#### [Requirements]
Draw out every line with the word "despre" from the listing below.

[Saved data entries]
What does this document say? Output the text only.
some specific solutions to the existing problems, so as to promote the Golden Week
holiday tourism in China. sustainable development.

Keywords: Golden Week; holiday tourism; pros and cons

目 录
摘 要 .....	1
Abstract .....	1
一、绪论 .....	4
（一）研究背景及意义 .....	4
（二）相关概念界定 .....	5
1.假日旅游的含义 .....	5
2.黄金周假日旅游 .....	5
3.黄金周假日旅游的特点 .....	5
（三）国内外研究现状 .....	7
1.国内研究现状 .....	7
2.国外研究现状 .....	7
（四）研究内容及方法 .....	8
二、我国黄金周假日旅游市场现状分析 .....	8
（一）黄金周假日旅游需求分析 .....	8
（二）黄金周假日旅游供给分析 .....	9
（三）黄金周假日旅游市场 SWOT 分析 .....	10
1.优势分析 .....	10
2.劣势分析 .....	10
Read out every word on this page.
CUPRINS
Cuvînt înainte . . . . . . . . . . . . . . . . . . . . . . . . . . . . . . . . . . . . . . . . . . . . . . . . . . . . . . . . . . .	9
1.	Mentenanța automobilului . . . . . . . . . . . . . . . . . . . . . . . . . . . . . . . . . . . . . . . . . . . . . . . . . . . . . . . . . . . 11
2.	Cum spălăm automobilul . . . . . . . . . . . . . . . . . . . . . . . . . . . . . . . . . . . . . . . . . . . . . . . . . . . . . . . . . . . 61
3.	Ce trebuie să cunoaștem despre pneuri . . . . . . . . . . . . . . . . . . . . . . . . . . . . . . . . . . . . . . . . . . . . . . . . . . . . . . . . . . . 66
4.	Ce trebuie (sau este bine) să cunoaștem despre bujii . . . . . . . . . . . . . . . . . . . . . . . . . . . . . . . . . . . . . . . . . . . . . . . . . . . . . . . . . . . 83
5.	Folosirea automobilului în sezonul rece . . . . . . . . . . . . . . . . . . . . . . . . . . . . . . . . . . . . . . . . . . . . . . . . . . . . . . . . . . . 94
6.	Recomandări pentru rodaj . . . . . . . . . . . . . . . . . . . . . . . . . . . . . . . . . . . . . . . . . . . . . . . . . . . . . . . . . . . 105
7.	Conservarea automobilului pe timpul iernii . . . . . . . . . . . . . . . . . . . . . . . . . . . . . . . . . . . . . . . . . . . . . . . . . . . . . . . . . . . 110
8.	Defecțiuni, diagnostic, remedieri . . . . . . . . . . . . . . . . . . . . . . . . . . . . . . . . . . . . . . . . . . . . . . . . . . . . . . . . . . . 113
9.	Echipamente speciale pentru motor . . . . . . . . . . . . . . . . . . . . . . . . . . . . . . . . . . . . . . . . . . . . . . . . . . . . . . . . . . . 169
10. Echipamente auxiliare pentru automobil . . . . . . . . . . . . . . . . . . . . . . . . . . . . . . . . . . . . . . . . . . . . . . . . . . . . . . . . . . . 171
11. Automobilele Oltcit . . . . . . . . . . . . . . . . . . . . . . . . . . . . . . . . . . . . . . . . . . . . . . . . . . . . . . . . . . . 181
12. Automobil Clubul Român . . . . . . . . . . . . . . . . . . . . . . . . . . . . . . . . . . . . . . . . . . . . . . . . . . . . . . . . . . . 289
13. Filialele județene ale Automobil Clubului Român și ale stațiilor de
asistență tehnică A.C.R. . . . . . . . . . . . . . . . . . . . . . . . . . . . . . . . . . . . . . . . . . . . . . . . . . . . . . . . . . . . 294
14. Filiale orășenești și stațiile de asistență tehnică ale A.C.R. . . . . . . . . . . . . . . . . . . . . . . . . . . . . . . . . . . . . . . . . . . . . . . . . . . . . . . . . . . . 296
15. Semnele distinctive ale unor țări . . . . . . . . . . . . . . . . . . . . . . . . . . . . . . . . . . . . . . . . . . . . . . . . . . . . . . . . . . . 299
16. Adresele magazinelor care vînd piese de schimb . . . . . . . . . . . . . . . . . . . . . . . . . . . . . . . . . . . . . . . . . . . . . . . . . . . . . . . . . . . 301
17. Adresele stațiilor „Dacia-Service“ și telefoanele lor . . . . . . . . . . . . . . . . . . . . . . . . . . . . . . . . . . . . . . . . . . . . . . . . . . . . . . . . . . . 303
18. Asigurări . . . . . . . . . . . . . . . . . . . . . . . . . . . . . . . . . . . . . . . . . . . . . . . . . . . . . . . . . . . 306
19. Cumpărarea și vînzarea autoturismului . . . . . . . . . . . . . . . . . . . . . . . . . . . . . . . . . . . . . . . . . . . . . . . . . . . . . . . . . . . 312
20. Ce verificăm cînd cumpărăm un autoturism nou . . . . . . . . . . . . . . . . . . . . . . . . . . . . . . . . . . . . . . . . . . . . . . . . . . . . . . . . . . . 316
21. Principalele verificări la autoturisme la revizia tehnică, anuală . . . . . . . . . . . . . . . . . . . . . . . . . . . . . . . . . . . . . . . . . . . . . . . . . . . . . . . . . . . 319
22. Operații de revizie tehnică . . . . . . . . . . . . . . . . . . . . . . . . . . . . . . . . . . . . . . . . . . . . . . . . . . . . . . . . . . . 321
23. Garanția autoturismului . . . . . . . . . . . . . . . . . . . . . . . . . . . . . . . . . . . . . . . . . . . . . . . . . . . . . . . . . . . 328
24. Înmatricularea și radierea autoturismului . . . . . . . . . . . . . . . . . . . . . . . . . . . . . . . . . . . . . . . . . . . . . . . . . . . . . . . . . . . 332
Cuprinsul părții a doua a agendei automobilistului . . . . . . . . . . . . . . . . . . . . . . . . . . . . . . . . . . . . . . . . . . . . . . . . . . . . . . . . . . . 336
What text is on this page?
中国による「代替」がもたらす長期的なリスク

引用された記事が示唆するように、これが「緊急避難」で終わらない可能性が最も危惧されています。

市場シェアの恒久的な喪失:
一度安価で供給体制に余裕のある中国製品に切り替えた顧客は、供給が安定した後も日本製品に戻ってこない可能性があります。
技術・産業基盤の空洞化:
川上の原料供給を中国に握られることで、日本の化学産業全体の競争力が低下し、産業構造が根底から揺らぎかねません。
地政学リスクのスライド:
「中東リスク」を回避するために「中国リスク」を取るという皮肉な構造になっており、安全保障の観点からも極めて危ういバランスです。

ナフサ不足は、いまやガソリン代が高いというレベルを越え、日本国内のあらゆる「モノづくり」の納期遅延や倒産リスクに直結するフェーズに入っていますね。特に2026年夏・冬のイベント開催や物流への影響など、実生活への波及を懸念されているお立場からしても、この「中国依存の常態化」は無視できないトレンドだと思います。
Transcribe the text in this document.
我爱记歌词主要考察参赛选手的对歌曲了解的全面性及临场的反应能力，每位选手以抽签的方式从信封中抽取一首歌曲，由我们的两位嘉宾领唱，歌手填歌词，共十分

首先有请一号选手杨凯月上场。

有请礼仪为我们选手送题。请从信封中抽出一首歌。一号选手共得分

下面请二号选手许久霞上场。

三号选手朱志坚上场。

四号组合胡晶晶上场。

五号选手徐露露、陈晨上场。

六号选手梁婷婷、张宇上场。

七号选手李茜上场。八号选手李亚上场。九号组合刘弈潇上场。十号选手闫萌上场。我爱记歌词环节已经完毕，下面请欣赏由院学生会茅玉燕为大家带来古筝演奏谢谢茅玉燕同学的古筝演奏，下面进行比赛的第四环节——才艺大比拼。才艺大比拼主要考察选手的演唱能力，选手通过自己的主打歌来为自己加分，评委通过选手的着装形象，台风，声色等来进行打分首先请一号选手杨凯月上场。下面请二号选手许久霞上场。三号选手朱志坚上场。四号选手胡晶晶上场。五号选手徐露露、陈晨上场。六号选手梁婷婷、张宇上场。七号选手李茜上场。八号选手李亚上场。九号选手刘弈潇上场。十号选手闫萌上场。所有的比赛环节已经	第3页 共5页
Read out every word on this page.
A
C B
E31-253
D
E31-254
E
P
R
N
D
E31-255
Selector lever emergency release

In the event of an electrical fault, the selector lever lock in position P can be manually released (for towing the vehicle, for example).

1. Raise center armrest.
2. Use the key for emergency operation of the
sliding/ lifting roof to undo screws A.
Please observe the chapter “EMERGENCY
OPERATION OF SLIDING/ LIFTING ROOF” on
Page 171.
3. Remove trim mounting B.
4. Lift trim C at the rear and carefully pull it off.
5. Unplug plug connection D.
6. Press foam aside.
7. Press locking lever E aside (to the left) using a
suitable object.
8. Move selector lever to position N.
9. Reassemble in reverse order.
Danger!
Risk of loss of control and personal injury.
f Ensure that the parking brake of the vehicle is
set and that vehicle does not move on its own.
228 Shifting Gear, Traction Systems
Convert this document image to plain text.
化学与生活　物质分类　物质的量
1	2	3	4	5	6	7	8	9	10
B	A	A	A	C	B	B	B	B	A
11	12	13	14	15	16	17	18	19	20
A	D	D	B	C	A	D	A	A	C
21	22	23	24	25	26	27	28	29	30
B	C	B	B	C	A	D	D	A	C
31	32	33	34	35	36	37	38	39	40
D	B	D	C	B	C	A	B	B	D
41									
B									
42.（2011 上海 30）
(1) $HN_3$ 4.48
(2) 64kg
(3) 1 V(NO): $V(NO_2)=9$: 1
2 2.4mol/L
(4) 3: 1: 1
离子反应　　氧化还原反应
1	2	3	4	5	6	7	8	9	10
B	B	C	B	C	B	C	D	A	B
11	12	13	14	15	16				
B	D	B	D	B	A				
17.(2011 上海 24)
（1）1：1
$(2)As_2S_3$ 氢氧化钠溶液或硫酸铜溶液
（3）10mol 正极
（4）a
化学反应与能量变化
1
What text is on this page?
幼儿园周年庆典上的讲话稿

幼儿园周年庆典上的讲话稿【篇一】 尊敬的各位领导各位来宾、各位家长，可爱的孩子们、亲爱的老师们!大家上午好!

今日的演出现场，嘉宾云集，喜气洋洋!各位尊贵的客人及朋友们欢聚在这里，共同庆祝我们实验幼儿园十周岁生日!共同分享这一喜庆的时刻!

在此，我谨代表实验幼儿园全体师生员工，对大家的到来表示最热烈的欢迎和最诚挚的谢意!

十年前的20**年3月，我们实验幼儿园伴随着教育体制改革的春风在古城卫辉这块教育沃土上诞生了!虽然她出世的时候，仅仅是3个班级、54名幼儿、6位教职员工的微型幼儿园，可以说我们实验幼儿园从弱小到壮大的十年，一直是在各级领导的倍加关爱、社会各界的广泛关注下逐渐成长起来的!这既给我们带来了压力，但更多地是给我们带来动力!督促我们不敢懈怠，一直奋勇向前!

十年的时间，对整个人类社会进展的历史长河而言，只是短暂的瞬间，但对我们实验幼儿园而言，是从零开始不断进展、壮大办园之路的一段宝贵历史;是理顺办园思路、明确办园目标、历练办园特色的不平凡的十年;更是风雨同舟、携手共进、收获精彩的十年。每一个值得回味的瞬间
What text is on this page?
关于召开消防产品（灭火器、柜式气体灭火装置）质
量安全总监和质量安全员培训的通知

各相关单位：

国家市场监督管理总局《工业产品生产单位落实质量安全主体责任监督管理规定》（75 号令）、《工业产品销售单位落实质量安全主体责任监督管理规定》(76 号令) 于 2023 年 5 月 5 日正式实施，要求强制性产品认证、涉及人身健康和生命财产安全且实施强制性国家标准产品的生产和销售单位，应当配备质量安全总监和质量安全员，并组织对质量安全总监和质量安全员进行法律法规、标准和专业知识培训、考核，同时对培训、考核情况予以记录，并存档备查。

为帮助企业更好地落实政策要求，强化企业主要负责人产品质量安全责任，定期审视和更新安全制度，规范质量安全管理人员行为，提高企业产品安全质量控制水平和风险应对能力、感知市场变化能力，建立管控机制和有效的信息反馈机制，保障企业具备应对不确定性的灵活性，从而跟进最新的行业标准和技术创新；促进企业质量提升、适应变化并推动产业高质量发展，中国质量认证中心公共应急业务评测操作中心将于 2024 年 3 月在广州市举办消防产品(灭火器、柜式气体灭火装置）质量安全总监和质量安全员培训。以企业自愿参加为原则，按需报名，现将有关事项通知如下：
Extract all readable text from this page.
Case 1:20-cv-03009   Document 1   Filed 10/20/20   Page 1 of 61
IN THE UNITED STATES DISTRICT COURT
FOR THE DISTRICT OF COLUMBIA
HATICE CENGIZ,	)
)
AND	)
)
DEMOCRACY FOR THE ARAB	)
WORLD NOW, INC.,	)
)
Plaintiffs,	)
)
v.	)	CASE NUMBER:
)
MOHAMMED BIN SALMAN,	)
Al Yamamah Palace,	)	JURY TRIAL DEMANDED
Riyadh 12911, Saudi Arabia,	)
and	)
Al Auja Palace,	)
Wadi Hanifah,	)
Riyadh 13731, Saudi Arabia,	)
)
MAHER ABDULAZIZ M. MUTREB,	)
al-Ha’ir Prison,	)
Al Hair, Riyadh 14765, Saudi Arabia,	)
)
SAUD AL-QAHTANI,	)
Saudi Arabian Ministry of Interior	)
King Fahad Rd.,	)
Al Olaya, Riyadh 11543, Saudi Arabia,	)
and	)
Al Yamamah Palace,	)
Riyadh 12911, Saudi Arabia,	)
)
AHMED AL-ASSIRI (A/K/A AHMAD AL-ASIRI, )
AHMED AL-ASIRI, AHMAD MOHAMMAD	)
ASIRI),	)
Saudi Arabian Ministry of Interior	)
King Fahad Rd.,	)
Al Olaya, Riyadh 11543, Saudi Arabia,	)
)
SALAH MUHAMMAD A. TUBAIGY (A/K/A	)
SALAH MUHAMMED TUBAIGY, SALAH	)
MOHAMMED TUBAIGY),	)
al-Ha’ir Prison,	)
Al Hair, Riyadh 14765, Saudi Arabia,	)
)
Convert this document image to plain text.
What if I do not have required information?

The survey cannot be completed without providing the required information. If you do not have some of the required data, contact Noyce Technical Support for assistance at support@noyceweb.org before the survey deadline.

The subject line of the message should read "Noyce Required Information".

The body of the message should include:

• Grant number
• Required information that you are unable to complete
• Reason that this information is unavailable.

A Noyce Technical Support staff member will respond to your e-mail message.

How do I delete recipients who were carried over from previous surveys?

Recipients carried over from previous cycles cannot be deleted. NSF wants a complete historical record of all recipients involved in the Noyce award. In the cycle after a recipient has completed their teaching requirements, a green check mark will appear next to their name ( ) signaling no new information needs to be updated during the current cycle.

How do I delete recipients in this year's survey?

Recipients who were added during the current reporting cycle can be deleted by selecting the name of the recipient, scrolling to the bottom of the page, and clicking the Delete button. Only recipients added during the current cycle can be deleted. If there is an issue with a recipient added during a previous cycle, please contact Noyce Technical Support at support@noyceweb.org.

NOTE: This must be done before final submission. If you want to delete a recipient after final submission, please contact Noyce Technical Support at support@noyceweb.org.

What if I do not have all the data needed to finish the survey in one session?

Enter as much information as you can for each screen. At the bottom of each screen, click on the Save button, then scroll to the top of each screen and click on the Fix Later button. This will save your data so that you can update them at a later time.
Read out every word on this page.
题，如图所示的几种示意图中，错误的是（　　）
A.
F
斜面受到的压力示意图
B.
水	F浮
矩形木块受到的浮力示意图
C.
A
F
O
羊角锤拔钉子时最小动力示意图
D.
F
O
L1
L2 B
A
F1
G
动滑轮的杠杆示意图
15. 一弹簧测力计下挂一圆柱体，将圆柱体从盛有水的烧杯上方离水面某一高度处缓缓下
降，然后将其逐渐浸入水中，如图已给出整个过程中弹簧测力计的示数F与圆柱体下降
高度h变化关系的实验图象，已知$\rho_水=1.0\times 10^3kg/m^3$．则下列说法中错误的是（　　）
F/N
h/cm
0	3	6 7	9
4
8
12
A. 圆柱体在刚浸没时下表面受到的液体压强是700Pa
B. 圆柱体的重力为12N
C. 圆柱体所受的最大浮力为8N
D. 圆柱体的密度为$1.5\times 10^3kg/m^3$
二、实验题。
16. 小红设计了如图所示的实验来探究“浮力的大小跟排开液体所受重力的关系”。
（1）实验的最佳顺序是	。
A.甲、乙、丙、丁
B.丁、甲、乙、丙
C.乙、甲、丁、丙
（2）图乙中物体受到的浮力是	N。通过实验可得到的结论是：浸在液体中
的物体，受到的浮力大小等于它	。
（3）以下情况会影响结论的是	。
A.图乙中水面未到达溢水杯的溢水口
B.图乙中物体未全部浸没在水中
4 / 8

#### [Reply]
3.	Ce trebuie să cunoaștem despre pneuri . . . . . . . . . . . . . . . . . . . . . . . . . . . . . . . . . . . . . . . . . . . . . . . . . . . . . . . . . . . 66
4.	Ce trebuie (sau este bine) să cunoaștem despre bujii . . . . . . . . . . . . . . . . . . . . . . . . . . . . . . . . . . . . . . . . . . . . . . . . . . . . . . . . . . . 83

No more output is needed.